=== Exercise goal ===
Check each line of the listing, and copy it if it contains the word "산업활동".

=== Records shown ===
·····

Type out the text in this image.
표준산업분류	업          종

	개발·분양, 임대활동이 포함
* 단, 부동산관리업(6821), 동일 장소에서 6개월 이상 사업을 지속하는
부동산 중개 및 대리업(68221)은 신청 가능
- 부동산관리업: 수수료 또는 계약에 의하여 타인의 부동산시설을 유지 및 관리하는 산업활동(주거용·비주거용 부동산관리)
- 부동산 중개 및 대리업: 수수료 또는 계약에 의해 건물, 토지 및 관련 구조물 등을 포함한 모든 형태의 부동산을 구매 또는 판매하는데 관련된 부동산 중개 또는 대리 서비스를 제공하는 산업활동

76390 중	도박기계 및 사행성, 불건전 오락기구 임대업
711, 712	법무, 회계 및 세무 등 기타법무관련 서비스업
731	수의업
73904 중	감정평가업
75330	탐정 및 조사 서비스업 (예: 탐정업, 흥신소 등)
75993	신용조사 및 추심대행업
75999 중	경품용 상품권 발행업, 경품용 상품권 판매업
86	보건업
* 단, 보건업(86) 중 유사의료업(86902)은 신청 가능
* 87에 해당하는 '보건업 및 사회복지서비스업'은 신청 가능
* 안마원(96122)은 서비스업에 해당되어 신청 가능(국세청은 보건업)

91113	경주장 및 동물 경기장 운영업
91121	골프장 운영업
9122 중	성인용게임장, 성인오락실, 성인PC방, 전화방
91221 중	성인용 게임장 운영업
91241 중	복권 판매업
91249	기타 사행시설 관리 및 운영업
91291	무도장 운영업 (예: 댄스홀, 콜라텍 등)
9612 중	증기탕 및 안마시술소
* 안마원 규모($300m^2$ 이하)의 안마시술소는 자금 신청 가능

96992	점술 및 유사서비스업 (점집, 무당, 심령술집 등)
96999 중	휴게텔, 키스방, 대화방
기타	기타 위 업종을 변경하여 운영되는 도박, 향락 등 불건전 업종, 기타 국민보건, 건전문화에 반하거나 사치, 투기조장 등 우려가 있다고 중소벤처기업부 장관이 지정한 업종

·····

=== Final answer ===
- 부동산관리업: 수수료 또는 계약에 의하여 타인의 부동산시설을 유지 및 관리하는 산업활동(주거용·비주거용 부동산관리)
- 부동산 중개 및 대리업: 수수료 또는 계약에 의해 건물, 토지 및 관련 구조물 등을 포함한 모든 형태의 부동산을 구매 또는 판매하는데 관련된 부동산 중개 또는 대리 서비스를 제공하는 산업활동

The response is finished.